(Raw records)
######
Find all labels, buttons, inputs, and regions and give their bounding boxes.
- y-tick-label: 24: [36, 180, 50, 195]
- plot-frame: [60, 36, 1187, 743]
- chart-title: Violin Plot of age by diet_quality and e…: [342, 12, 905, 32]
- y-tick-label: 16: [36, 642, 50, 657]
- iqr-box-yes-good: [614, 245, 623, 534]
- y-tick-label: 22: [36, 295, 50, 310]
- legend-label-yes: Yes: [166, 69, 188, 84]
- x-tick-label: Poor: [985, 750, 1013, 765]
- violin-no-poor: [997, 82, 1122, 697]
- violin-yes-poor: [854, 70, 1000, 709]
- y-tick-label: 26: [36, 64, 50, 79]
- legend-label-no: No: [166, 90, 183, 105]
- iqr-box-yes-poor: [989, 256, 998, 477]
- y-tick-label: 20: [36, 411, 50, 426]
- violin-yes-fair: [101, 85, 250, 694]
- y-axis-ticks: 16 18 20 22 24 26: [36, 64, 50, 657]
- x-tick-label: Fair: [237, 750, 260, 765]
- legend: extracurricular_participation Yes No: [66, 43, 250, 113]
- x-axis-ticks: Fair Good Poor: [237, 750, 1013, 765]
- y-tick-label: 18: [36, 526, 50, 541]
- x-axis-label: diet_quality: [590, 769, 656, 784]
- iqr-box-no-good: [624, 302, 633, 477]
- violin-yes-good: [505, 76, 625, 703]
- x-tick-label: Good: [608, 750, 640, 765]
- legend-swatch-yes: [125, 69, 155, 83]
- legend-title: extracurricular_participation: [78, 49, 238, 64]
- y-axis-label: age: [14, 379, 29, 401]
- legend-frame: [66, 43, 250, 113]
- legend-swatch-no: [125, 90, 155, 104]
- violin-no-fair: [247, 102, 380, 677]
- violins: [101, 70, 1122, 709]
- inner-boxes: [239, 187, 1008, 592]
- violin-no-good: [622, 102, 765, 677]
######
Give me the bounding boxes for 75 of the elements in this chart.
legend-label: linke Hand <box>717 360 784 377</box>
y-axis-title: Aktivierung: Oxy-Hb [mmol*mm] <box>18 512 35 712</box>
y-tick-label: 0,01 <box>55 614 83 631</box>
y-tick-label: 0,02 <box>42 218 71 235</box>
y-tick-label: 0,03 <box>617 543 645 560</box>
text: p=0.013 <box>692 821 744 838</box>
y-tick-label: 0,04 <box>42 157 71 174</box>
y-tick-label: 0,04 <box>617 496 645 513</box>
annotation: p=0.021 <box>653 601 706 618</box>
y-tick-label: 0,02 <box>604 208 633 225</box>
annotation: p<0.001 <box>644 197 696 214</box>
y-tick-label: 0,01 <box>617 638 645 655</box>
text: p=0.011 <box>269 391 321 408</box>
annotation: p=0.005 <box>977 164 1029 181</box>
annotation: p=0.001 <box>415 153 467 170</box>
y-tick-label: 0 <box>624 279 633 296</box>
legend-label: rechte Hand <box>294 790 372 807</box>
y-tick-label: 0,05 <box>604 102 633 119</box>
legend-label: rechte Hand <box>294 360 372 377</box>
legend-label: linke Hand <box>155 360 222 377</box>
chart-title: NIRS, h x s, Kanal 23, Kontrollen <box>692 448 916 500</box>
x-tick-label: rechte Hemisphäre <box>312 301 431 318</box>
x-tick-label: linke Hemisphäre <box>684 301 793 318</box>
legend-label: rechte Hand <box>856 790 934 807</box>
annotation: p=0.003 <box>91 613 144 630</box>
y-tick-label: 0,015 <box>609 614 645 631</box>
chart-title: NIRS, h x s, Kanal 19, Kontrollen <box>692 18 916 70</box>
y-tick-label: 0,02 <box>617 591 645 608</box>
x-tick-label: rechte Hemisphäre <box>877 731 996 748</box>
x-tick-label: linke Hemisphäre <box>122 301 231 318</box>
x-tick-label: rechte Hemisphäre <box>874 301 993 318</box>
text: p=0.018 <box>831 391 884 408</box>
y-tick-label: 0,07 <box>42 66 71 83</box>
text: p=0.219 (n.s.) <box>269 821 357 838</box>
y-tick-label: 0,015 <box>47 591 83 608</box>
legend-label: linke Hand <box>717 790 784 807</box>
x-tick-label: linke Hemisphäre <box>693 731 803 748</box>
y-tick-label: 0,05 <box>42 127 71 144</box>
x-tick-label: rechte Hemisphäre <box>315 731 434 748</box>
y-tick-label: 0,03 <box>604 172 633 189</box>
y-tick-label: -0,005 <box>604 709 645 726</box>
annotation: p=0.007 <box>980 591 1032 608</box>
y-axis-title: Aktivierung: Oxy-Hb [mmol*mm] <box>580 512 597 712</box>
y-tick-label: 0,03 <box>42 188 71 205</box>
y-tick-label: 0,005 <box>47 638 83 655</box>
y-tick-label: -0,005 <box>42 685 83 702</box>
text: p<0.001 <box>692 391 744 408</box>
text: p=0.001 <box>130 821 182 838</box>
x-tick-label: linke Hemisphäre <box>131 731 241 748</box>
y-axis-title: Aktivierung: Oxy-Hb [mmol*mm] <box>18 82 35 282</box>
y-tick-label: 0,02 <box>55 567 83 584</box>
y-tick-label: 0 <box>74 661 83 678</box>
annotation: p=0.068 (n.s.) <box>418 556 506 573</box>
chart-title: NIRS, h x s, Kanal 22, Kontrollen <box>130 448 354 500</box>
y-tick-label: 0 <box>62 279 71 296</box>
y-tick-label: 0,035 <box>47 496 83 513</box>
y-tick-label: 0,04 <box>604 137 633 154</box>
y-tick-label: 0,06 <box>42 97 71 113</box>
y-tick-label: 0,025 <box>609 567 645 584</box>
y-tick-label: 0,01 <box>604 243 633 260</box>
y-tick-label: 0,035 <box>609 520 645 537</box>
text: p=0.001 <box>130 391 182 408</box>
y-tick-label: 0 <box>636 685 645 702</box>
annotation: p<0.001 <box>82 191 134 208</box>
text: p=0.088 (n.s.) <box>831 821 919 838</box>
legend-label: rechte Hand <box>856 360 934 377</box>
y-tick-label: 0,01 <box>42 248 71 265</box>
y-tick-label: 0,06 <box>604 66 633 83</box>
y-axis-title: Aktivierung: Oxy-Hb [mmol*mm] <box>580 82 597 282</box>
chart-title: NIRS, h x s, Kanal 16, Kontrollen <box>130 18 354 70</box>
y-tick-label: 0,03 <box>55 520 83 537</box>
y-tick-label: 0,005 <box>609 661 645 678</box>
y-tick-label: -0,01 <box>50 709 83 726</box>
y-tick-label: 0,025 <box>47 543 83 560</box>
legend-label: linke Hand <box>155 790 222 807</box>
######
- _Exercise requirements_:
List the entries from the line containing "Find all labels, buttons, inputs, and" through the line containing "- legend-label-yes: Yes: [166, 69, 188, 84]", inclusive, as a numbered list with no blank lines.

- _Finished task_:
1. Find all labels, buttons, inputs, and regions and give their bounding boxes.
2. - y-tick-label: 24: [36, 180, 50, 195]
3. - plot-frame: [60, 36, 1187, 743]
4. - chart-title: Violin Plot of age by diet_quality and e…: [342, 12, 905, 32]
5. - y-tick-label: 16: [36, 642, 50, 657]
6. - iqr-box-yes-good: [614, 245, 623, 534]
7. - y-tick-label: 22: [36, 295, 50, 310]
8. - legend-label-yes: Yes: [166, 69, 188, 84]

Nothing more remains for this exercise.